§ TASK TO COMPLETE
Check each line of the records below for the string "приема", then state how many lines contain it, with no other output.

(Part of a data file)
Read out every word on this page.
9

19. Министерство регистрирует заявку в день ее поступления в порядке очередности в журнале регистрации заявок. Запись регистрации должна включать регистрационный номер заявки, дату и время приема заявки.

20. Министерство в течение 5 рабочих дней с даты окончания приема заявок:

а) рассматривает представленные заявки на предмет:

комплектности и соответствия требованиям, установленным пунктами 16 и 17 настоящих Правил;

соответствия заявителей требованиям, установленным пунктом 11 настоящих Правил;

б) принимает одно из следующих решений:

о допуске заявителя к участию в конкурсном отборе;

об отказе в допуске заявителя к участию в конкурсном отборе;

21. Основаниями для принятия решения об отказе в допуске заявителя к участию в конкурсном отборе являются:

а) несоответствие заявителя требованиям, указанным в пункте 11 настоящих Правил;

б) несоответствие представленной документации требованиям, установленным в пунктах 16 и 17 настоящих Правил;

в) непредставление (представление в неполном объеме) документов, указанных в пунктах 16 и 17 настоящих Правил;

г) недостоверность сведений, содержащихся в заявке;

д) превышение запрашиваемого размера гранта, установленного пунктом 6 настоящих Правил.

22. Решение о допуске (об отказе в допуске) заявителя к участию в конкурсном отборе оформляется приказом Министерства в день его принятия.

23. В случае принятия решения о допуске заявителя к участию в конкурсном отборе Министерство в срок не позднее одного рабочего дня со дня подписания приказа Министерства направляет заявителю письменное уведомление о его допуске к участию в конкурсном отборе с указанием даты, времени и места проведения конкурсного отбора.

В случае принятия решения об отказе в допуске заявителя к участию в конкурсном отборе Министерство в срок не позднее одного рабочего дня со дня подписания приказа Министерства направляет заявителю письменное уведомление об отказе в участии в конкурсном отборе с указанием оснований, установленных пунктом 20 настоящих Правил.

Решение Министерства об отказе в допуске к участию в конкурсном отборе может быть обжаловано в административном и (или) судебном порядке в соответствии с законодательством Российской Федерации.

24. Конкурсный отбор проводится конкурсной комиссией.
---
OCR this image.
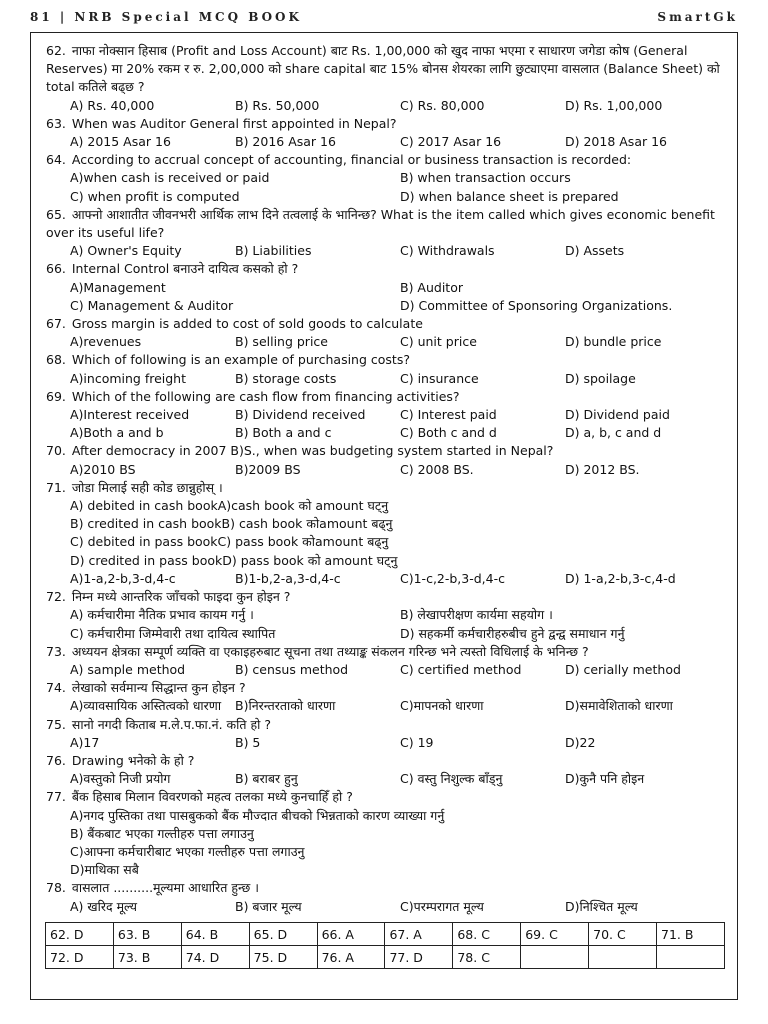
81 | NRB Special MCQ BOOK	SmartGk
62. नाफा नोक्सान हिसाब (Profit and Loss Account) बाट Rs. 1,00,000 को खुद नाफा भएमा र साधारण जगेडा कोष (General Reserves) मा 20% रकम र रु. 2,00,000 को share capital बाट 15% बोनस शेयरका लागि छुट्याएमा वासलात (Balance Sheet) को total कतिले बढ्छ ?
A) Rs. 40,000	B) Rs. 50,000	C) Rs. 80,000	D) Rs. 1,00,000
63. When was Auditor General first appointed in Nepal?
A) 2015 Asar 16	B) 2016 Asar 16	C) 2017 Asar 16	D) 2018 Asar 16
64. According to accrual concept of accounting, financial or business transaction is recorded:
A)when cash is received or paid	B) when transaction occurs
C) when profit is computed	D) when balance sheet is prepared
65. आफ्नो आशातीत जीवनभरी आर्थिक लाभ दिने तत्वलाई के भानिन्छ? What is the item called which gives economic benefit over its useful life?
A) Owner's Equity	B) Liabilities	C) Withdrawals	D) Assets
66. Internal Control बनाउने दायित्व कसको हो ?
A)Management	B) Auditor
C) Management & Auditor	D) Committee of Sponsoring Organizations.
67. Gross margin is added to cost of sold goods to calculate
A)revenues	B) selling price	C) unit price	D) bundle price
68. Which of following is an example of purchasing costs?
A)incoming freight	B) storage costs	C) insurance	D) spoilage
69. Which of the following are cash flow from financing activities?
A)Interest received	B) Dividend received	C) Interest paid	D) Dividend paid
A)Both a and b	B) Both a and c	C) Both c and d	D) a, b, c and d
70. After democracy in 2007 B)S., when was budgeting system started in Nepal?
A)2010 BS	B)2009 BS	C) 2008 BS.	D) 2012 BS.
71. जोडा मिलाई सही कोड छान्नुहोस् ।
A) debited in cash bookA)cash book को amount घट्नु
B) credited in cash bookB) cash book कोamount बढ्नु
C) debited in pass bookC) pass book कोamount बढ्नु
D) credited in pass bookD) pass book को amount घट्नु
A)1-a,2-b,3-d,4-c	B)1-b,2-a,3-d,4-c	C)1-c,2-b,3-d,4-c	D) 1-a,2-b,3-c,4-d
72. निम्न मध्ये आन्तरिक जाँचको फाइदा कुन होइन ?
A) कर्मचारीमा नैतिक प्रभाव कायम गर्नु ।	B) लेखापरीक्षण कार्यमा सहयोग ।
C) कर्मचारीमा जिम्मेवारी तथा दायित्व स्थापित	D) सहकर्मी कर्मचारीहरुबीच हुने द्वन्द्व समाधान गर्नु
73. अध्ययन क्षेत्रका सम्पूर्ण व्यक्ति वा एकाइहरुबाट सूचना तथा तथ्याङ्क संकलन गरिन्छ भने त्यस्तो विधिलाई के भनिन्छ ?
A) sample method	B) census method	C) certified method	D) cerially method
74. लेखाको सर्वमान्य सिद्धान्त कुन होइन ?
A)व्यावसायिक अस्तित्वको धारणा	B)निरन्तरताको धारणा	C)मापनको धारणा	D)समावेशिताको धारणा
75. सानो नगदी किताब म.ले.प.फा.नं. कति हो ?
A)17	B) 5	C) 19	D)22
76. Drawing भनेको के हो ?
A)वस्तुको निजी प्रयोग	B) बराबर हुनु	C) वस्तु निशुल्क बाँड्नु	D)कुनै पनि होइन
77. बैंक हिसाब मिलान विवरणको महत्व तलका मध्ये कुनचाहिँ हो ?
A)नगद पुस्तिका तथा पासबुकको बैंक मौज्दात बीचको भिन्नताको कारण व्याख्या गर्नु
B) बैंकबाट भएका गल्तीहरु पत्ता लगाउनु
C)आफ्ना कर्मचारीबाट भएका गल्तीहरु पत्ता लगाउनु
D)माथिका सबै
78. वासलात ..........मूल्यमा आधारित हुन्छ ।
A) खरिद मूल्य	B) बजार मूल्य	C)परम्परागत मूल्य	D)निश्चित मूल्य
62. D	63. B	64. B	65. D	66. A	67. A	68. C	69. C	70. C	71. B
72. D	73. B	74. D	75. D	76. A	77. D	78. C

§ TASK SOLUTION
2